=== Data for the task ===

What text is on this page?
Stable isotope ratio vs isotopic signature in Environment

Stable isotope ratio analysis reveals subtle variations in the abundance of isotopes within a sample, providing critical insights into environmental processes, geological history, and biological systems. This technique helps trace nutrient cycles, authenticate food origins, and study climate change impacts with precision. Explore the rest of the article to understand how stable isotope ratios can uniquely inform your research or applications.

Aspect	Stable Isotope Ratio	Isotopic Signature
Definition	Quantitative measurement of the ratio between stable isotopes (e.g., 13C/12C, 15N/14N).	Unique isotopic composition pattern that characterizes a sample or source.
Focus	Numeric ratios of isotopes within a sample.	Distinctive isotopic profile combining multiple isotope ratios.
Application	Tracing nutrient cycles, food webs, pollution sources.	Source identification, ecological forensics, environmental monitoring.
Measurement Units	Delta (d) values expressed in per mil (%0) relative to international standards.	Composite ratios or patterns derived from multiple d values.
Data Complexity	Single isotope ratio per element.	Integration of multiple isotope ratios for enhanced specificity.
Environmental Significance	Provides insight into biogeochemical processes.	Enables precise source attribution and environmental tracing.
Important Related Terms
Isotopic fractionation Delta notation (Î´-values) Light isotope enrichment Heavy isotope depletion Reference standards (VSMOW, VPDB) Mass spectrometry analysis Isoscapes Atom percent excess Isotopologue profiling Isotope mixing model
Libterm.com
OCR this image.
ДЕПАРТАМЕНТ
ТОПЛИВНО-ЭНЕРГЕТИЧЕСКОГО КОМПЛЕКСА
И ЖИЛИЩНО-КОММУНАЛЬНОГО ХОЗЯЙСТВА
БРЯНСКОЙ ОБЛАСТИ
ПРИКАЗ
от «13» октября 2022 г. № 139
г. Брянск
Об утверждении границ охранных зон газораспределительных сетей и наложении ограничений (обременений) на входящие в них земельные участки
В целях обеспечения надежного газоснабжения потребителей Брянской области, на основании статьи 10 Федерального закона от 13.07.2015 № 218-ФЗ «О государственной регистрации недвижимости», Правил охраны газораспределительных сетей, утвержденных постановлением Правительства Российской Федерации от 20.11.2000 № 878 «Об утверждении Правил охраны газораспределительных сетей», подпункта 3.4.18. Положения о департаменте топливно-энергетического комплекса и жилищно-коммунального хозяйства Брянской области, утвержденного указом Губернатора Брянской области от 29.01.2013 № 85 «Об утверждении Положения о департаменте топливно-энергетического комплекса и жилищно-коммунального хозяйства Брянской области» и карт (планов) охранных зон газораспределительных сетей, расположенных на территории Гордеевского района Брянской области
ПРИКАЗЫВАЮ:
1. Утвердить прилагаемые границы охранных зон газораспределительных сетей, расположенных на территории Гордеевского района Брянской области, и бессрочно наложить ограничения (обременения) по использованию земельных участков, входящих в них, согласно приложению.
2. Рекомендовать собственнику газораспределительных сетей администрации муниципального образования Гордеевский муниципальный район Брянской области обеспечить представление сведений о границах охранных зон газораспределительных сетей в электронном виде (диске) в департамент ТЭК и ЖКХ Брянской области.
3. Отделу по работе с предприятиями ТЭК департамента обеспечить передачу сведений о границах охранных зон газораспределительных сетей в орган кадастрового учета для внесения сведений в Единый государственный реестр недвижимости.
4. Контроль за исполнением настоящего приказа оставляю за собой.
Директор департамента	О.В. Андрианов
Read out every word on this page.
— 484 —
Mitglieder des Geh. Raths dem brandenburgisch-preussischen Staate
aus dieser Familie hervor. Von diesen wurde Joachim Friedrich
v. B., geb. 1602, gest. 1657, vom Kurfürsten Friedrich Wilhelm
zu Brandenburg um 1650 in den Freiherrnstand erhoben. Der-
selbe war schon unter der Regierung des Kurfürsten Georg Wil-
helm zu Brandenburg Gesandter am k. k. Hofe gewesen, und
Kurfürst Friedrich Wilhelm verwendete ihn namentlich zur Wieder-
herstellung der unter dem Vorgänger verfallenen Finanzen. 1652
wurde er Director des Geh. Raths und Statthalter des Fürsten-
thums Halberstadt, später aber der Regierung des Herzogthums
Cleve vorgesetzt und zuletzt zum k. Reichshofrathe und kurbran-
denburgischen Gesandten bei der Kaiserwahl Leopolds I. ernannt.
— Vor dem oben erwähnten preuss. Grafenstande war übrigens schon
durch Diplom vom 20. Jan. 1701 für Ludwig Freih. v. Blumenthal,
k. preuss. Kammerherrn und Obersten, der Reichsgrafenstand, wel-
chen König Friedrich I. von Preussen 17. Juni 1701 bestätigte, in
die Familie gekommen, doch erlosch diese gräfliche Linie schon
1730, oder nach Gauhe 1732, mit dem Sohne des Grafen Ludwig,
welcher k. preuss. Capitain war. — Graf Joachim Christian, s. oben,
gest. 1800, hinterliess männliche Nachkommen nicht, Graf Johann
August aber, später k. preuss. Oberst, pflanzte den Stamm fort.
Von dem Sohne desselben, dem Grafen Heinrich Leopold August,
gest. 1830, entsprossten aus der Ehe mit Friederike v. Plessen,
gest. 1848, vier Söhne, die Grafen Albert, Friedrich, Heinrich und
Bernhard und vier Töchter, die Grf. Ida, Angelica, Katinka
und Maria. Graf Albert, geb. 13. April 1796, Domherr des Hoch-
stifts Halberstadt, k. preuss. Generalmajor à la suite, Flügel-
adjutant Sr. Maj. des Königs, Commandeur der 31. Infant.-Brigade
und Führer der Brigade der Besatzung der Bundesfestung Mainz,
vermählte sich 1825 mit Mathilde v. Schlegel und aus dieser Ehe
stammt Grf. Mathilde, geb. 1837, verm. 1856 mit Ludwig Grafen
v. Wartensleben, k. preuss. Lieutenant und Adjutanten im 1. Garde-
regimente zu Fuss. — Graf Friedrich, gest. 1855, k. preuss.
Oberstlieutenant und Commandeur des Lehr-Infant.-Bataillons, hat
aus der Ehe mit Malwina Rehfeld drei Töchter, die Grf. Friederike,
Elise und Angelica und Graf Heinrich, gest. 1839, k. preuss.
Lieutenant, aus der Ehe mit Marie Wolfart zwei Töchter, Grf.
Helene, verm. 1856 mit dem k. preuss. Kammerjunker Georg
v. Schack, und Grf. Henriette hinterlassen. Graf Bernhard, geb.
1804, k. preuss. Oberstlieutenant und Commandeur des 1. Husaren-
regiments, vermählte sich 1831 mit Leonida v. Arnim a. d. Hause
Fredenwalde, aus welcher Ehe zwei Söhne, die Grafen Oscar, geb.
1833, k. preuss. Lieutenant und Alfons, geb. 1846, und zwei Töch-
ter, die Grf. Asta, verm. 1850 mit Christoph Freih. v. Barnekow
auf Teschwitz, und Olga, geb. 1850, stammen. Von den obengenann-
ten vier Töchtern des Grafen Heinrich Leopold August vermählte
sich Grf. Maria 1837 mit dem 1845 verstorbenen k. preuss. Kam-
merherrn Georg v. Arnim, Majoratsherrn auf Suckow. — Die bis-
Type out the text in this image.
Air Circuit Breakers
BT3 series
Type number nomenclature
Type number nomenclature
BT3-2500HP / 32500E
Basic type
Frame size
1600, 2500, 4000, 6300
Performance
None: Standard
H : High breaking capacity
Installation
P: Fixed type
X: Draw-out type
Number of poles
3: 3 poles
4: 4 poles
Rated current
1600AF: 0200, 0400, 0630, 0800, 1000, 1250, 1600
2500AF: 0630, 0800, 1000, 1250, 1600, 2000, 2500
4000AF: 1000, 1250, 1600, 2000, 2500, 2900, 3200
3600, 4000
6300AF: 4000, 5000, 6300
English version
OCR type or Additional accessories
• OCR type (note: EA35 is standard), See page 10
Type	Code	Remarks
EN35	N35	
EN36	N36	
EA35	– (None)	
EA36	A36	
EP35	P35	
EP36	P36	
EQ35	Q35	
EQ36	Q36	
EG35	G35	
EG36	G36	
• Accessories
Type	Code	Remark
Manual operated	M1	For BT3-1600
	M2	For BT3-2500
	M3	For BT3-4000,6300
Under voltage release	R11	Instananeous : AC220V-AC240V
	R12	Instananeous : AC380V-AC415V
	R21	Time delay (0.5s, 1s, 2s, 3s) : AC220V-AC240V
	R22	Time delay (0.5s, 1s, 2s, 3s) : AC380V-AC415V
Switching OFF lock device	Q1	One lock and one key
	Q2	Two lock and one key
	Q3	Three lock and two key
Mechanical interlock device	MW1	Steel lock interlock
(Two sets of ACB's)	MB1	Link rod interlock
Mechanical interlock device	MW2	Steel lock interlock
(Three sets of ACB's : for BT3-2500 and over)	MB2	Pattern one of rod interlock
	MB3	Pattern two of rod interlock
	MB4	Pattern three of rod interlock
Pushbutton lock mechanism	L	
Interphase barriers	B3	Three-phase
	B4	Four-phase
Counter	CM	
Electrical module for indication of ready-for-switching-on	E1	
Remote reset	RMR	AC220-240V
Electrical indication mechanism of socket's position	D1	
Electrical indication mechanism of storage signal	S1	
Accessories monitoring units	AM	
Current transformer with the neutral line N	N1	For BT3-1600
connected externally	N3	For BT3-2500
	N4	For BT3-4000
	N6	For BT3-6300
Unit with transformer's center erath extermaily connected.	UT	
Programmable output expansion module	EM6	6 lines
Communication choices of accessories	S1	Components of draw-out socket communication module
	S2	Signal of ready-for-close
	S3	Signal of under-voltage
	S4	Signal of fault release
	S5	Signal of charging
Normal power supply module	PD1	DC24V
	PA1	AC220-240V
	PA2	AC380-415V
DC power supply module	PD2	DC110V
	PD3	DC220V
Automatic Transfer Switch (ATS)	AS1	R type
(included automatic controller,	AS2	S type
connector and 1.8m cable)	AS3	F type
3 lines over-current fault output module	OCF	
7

===

• [Directive] What is the number of lines in these records that contain "sich"? Reply with the number only.

• [Complete response] 3